* **GOAL OF THE EXERCISE**
Output solely the number of lines containing the string "title".

* **EXCERPTED RECORDS**
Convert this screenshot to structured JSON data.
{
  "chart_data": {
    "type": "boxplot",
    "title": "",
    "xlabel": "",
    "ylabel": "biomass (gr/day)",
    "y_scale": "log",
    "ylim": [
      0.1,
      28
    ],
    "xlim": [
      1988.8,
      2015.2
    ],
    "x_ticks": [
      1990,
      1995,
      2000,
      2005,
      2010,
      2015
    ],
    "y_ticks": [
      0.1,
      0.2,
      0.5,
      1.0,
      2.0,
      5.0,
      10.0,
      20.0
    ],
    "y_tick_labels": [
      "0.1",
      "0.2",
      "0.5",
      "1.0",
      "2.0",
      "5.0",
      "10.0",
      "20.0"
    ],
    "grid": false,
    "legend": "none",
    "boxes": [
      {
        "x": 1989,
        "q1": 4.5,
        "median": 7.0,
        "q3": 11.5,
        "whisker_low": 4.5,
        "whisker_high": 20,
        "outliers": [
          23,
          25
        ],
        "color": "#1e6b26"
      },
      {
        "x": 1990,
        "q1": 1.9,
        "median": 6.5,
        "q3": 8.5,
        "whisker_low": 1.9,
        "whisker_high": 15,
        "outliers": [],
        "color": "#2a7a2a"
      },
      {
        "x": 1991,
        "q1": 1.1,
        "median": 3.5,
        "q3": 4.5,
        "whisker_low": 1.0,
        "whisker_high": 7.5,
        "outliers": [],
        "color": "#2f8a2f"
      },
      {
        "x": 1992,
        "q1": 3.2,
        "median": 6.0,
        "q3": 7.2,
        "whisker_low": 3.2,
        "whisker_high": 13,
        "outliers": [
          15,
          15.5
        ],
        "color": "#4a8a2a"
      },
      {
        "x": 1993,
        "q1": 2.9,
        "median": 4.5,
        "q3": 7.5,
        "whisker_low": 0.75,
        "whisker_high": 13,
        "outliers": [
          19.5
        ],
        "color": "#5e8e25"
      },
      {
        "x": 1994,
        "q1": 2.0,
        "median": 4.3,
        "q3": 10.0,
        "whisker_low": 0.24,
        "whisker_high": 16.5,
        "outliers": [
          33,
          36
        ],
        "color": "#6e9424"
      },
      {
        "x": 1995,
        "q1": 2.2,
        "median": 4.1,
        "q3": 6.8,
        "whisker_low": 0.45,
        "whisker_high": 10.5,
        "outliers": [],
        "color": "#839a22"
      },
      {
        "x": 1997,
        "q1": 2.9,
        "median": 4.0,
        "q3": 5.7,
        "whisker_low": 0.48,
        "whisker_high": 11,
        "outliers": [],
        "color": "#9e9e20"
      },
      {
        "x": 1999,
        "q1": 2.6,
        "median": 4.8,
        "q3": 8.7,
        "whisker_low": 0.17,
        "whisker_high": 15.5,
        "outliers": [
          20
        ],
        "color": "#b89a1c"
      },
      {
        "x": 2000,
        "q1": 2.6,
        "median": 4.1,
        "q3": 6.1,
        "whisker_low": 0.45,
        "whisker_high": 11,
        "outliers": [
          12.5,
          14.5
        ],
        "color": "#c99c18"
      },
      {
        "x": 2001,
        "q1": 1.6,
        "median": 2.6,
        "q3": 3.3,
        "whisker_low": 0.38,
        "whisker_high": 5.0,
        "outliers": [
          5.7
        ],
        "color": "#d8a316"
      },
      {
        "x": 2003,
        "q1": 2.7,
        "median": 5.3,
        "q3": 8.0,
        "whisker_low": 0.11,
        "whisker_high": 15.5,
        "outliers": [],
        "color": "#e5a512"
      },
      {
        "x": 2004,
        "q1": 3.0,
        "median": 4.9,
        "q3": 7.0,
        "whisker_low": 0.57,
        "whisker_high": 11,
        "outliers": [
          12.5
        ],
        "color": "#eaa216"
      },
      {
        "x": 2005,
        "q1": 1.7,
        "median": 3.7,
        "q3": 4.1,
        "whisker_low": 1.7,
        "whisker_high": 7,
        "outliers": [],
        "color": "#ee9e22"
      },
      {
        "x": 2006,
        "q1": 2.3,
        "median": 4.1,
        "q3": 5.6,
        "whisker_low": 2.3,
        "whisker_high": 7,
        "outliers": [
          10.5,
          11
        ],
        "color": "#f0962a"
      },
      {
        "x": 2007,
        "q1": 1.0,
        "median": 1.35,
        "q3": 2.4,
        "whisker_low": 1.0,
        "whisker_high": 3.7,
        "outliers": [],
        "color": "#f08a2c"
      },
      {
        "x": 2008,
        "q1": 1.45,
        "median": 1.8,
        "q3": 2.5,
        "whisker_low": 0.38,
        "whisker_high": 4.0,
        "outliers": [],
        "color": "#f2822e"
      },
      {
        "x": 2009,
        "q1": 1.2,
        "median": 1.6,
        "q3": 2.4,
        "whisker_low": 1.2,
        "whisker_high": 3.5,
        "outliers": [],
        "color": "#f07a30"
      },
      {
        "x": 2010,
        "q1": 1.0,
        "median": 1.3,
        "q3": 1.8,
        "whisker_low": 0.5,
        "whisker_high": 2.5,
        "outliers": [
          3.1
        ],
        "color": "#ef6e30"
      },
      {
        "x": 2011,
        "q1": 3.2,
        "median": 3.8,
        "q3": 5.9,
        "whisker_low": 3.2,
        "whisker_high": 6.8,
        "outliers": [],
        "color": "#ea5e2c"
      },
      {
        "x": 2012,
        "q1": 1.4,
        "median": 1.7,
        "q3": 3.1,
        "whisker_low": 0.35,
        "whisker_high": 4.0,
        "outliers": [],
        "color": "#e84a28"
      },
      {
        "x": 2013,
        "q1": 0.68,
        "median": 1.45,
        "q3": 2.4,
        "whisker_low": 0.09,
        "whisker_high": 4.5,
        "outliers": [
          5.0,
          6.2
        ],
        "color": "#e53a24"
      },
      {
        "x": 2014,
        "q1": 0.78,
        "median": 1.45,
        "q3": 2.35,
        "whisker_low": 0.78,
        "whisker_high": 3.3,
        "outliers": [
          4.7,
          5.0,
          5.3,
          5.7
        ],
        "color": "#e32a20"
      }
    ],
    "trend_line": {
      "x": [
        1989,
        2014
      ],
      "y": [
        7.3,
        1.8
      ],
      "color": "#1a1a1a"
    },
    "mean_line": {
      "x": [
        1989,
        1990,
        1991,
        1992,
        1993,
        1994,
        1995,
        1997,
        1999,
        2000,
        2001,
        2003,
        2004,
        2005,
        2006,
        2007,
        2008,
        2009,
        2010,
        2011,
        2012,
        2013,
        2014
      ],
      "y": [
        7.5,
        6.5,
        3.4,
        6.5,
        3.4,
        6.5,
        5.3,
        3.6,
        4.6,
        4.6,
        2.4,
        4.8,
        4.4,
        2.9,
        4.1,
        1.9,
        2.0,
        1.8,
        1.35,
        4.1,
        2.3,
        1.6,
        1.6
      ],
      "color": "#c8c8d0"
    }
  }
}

...

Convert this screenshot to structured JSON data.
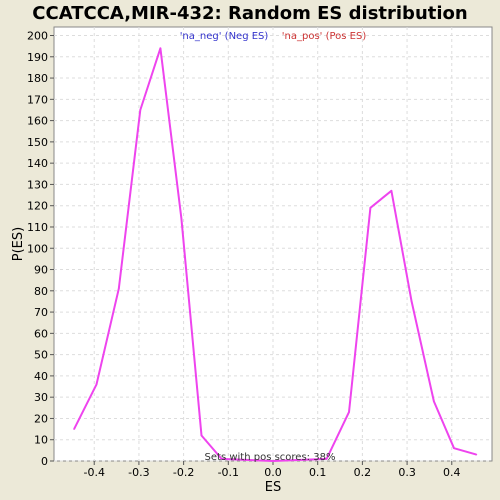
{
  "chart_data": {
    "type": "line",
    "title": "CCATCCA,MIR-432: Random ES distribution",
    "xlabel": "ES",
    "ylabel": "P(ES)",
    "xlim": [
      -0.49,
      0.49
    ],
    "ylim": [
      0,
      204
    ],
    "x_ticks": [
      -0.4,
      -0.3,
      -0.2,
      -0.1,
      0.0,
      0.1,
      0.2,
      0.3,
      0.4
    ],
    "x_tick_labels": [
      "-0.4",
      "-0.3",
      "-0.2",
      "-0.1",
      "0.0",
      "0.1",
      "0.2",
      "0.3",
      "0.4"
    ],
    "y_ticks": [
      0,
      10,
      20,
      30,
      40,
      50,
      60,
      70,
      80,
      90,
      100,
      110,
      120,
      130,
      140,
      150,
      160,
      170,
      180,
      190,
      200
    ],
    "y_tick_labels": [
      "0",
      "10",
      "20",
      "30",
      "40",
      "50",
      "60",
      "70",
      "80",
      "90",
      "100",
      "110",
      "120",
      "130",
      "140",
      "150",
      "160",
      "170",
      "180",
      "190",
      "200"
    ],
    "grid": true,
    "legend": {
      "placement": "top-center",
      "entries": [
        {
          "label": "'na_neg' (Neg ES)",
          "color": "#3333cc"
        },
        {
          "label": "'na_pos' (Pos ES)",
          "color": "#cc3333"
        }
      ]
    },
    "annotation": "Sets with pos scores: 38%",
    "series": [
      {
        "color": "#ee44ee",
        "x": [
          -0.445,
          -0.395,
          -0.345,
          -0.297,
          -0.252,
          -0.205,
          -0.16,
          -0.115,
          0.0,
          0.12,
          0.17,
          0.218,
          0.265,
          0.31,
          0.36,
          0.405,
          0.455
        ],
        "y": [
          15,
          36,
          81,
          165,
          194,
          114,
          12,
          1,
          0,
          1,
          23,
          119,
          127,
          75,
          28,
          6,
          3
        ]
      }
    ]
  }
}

* **ANSWER IN FULL**
2